SHORT PROBLEM: Check every line below for the string "number", and copy the lines that contain it.

::::

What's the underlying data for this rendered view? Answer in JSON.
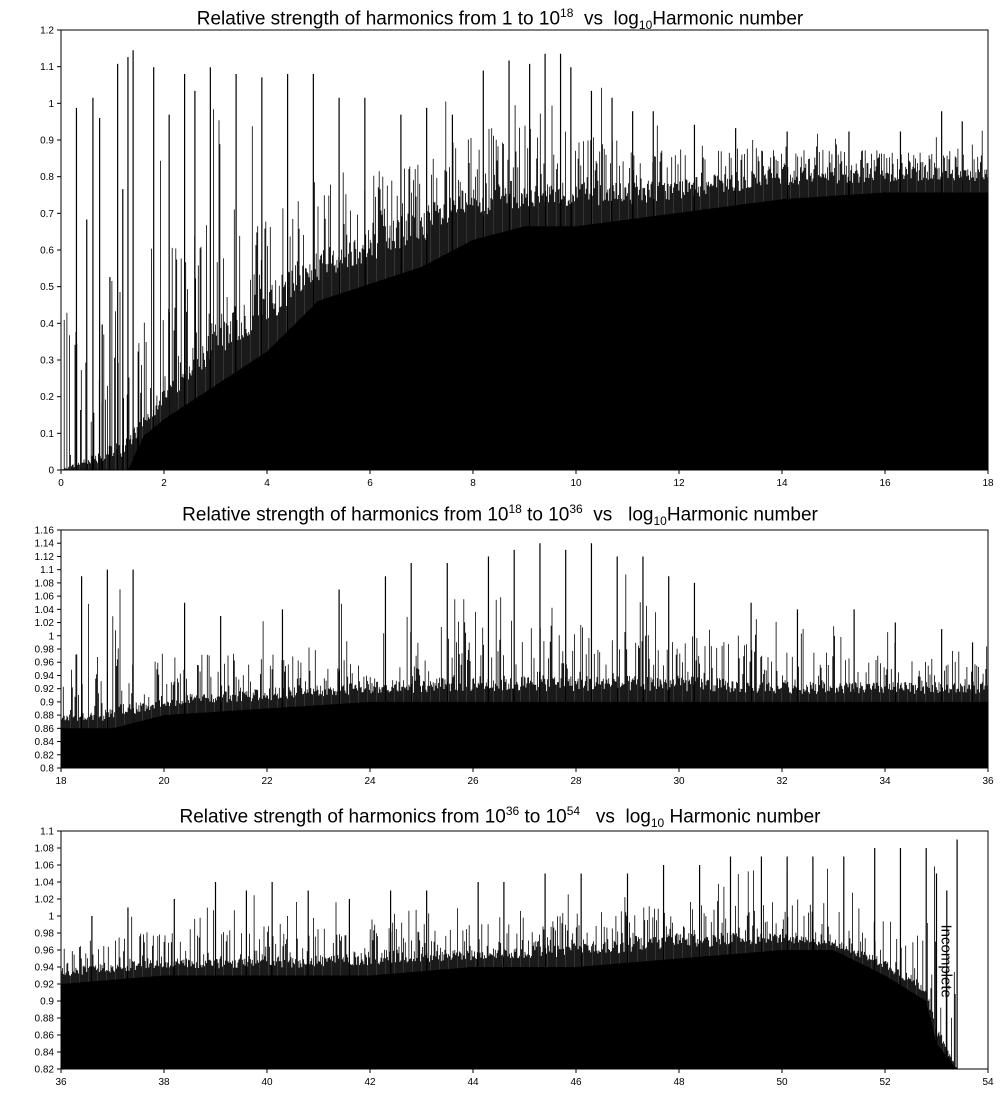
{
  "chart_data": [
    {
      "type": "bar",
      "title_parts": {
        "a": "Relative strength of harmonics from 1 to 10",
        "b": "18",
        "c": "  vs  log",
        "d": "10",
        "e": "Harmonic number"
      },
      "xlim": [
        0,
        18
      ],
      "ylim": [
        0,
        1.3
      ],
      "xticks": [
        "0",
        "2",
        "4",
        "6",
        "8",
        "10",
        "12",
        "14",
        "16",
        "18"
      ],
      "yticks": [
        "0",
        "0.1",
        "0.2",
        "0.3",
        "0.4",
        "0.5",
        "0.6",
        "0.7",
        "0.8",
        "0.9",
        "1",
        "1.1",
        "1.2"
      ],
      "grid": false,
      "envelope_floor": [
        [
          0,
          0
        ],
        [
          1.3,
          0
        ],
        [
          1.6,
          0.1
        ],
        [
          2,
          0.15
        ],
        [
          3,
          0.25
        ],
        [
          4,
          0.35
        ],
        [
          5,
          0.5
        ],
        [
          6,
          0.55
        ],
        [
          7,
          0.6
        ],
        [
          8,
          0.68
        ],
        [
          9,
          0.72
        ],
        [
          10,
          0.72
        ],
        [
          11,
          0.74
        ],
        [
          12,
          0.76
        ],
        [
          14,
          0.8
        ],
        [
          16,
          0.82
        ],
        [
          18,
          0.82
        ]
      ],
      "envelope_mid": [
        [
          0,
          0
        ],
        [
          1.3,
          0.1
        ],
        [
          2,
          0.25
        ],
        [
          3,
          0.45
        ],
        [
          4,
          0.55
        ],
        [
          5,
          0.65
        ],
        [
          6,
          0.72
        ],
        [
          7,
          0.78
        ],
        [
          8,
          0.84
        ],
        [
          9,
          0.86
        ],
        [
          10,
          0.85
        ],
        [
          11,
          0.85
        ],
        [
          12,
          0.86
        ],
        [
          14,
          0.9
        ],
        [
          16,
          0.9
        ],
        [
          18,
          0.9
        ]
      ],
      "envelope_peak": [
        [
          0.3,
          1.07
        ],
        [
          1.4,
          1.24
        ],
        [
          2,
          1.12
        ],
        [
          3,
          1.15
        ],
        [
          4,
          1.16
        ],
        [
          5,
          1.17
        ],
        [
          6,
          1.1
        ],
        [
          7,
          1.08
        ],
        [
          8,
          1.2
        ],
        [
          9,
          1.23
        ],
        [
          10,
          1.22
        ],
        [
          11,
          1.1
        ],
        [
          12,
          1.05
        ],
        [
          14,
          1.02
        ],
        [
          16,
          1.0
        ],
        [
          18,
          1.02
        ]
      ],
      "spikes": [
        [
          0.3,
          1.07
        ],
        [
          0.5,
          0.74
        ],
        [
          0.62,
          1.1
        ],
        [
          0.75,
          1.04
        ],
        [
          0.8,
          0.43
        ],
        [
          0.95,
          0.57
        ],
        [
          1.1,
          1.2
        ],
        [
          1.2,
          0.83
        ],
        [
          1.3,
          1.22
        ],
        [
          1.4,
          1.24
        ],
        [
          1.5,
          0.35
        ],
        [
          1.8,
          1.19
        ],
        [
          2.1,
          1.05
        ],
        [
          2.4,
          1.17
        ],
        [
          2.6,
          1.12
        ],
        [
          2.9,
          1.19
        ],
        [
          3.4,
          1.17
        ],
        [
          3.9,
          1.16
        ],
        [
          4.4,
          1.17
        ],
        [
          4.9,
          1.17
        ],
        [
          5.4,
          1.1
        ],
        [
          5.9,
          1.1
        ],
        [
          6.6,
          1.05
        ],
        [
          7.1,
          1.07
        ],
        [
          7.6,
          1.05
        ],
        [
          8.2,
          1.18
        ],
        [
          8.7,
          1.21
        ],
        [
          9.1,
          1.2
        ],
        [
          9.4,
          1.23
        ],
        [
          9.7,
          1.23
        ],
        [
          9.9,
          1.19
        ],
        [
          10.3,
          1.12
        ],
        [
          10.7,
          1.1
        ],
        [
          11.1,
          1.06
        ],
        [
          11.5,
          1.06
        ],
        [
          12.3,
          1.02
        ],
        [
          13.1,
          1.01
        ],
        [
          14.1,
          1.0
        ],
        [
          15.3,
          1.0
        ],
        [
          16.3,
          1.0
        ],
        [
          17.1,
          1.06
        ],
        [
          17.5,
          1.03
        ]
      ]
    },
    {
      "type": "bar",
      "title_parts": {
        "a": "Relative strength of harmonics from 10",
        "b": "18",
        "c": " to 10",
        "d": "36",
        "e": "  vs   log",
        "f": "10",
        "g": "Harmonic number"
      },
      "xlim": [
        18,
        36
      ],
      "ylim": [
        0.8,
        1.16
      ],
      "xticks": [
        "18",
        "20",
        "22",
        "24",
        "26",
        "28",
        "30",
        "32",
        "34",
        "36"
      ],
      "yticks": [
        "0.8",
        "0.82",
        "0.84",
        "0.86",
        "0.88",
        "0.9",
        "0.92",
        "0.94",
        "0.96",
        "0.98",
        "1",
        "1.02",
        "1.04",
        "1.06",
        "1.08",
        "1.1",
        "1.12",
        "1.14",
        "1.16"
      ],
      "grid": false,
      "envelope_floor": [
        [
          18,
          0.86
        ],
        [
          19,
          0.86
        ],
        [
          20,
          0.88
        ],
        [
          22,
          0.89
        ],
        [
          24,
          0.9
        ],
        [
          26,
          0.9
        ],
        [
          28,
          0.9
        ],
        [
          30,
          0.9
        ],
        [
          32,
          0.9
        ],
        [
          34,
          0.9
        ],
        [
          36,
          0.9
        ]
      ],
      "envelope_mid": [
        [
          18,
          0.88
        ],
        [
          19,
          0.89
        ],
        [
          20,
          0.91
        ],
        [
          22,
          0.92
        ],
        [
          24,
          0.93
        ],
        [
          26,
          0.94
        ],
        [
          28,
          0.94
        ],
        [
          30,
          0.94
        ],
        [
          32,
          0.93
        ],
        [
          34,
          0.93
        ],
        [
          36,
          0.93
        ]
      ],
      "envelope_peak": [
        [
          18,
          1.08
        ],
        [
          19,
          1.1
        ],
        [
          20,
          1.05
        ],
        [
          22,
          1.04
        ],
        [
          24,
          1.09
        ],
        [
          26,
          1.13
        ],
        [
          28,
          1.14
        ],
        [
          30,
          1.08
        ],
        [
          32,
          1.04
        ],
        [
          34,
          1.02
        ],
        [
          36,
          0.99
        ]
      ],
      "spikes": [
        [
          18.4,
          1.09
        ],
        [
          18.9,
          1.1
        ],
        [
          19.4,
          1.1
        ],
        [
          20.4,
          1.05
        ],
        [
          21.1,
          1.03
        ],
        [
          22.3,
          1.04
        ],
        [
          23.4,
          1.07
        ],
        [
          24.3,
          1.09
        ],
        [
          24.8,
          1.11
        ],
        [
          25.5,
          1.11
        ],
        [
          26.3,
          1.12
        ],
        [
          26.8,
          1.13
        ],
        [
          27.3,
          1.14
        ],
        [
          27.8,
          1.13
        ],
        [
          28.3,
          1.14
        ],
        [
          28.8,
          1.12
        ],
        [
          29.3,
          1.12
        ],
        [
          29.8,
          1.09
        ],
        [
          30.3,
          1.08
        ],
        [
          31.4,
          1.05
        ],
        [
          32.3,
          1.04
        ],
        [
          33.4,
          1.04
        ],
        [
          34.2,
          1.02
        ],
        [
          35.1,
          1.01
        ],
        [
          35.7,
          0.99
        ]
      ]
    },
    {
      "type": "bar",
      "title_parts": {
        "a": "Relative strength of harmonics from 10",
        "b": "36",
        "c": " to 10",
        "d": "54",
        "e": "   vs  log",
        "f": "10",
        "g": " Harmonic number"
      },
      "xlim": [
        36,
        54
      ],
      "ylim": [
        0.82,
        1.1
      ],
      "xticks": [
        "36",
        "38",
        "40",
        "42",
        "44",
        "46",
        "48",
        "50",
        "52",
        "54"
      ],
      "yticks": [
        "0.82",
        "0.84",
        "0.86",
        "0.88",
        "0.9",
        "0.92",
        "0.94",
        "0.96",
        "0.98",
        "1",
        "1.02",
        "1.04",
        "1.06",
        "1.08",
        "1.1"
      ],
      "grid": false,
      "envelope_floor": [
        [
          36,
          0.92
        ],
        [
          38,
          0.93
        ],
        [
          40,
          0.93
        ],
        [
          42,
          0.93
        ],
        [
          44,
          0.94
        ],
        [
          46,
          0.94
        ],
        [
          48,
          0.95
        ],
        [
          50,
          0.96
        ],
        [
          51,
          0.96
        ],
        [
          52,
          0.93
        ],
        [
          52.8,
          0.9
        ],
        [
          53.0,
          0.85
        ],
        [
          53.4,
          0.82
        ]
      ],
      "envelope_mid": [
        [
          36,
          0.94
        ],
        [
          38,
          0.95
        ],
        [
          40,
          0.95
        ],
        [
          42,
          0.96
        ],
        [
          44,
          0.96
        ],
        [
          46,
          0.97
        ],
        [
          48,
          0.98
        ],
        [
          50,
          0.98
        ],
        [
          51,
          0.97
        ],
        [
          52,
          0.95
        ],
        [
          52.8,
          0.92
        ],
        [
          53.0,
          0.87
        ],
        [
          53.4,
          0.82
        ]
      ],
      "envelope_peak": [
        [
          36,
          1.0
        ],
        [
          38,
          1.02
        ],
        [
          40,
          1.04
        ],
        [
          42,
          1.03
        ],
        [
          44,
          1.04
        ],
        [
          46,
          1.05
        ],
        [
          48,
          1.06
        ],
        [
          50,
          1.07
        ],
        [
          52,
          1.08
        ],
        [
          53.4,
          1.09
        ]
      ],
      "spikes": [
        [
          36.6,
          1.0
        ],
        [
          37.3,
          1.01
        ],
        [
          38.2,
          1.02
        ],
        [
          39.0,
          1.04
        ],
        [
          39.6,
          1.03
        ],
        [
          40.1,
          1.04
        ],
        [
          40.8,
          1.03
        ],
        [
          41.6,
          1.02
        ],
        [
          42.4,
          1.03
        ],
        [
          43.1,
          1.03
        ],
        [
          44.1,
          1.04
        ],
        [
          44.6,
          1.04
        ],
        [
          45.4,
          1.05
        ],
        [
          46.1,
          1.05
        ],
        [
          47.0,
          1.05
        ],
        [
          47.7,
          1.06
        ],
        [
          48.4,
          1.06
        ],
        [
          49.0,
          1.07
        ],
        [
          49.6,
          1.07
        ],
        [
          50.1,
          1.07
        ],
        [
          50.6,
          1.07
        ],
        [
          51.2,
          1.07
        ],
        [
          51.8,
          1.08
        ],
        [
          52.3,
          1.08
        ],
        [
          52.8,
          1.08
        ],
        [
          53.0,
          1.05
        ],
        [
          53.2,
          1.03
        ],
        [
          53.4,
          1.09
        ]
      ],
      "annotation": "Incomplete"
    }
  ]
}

::::

RIGHT ANSWER:
        "e": "Harmonic number"
        "g": "Harmonic number"
        "g": " Harmonic number"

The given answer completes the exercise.